Skip every image and restate the data word for word.

[Collected data]
• • • • •
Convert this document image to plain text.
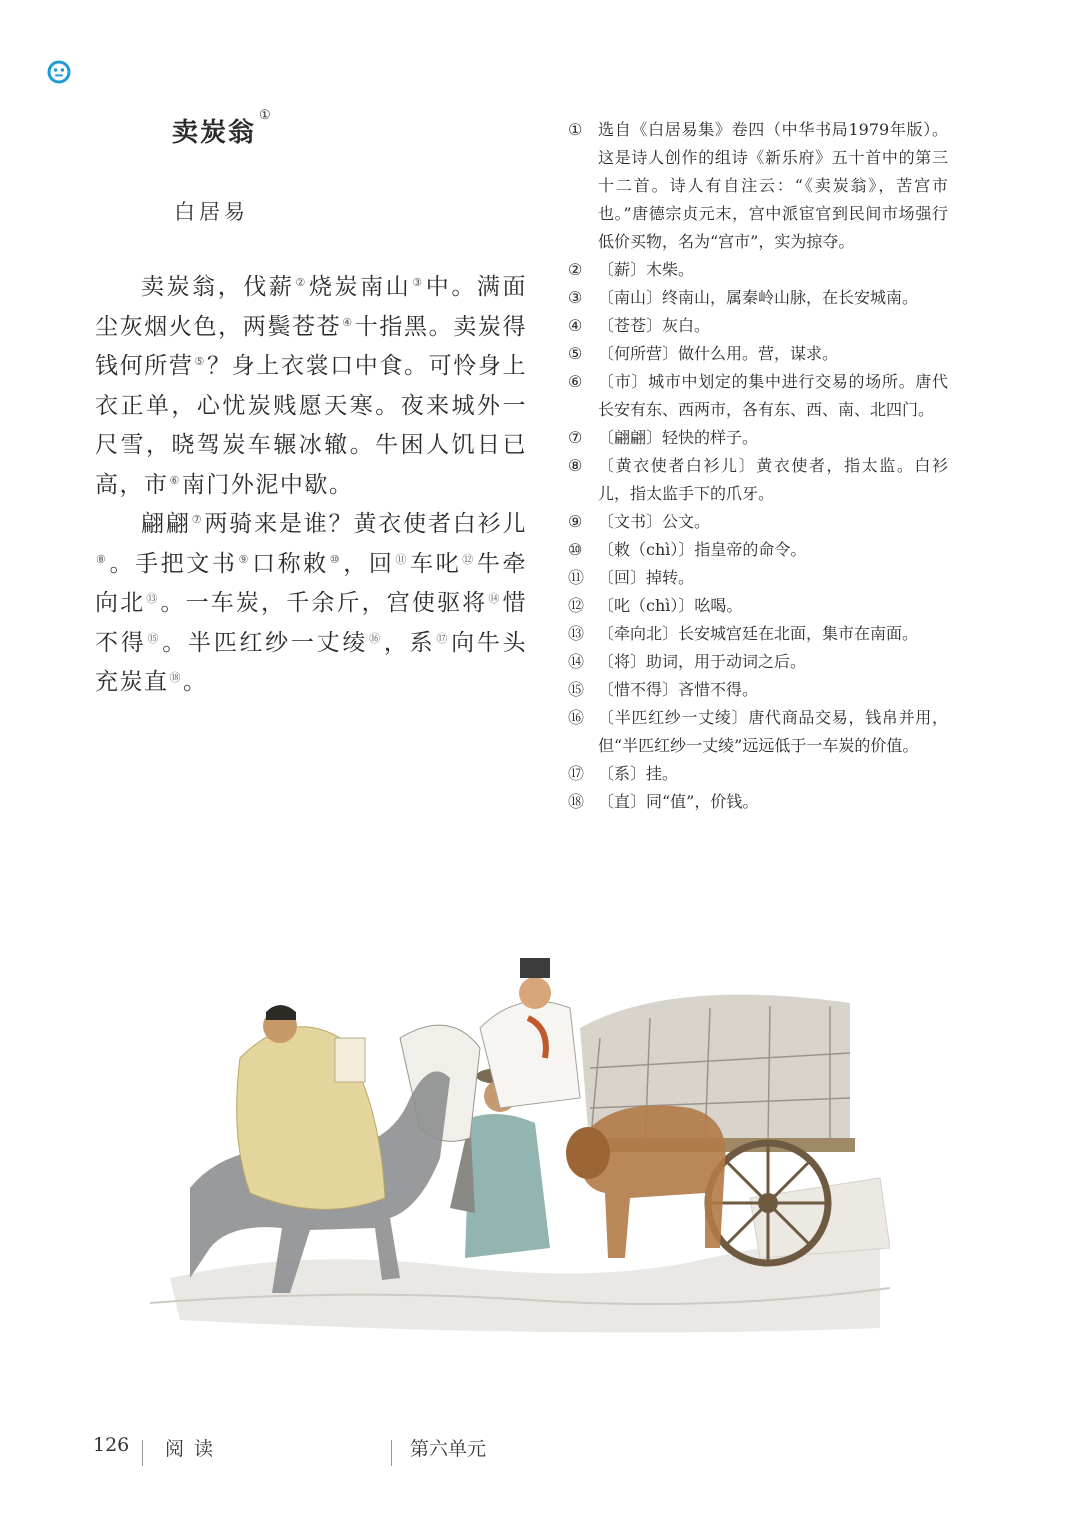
卖炭翁①
白居易

卖炭翁，伐薪②烧炭南山③中。满面尘灰烟火色，两鬓苍苍④十指黑。卖炭得钱何所营⑤？身上衣裳口中食。可怜身上衣正单，心忧炭贱愿天寒。夜来城外一尺雪，晓驾炭车辗冰辙。牛困人饥日已高，市⑥南门外泥中歇。

翩翩⑦两骑来是谁？黄衣使者白衫儿⑧。手把文书⑨口称敕⑩，回⑪车叱⑫牛牵向北⑬。一车炭，千余斤，宫使驱将⑭惜不得⑮。半匹红纱一丈绫⑯，系⑰向牛头充炭直⑱。

① 选自《白居易集》卷四（中华书局1979年版）。这是诗人创作的组诗《新乐府》五十首中的第三十二首。诗人有自注云：“《卖炭翁》，苦宫市也。”唐德宗贞元末，宫中派宦官到民间市场强行低价买物，名为“宫市”，实为掠夺。
② 〔薪〕木柴。
③ 〔南山〕终南山，属秦岭山脉，在长安城南。
④ 〔苍苍〕灰白。
⑤ 〔何所营〕做什么用。营，谋求。
⑥ 〔市〕城市中划定的集中进行交易的场所。唐代长安有东、西两市，各有东、西、南、北四门。
⑦ 〔翩翩〕轻快的样子。
⑧ 〔黄衣使者白衫儿〕黄衣使者，指太监。白衫儿，指太监手下的爪牙。
⑨ 〔文书〕公文。
⑩ 〔敕（chì）〕指皇帝的命令。
⑪ 〔回〕掉转。
⑫ 〔叱（chì）〕吆喝。
⑬ 〔牵向北〕长安城宫廷在北面，集市在南面。
⑭ 〔将〕助词，用于动词之后。
⑮ 〔惜不得〕吝惜不得。
⑯ 〔半匹红纱一丈绫〕唐代商品交易，钱帛并用，但“半匹红纱一丈绫”远远低于一车炭的价值。
⑰ 〔系〕挂。
⑱ 〔直〕同“值”，价钱。
126 阅 读	第六单元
• • • • •
Task output:
Convert this document image to plain text.
卖炭翁①
白居易

卖炭翁，伐薪②烧炭南山③中。满面尘灰烟火色，两鬓苍苍④十指黑。卖炭得钱何所营⑤？身上衣裳口中食。可怜身上衣正单，心忧炭贱愿天寒。夜来城外一尺雪，晓驾炭车辗冰辙。牛困人饥日已高，市⑥南门外泥中歇。

翩翩⑦两骑来是谁？黄衣使者白衫儿⑧。手把文书⑨口称敕⑩，回⑪车叱⑫牛牵向北⑬。一车炭，千余斤，宫使驱将⑭惜不得⑮。半匹红纱一丈绫⑯，系⑰向牛头充炭直⑱。

① 选自《白居易集》卷四（中华书局1979年版）。这是诗人创作的组诗《新乐府》五十首中的第三十二首。诗人有自注云：“《卖炭翁》，苦宫市也。”唐德宗贞元末，宫中派宦官到民间市场强行低价买物，名为“宫市”，实为掠夺。
② 〔薪〕木柴。
③ 〔南山〕终南山，属秦岭山脉，在长安城南。
④ 〔苍苍〕灰白。
⑤ 〔何所营〕做什么用。营，谋求。
⑥ 〔市〕城市中划定的集中进行交易的场所。唐代长安有东、西两市，各有东、西、南、北四门。
⑦ 〔翩翩〕轻快的样子。
⑧ 〔黄衣使者白衫儿〕黄衣使者，指太监。白衫儿，指太监手下的爪牙。
⑨ 〔文书〕公文。
⑩ 〔敕（chì）〕指皇帝的命令。
⑪ 〔回〕掉转。
⑫ 〔叱（chì）〕吆喝。
⑬ 〔牵向北〕长安城宫廷在北面，集市在南面。
⑭ 〔将〕助词，用于动词之后。
⑮ 〔惜不得〕吝惜不得。
⑯ 〔半匹红纱一丈绫〕唐代商品交易，钱帛并用，但“半匹红纱一丈绫”远远低于一车炭的价值。
⑰ 〔系〕挂。
⑱ 〔直〕同“值”，价钱。
126 阅 读	第六单元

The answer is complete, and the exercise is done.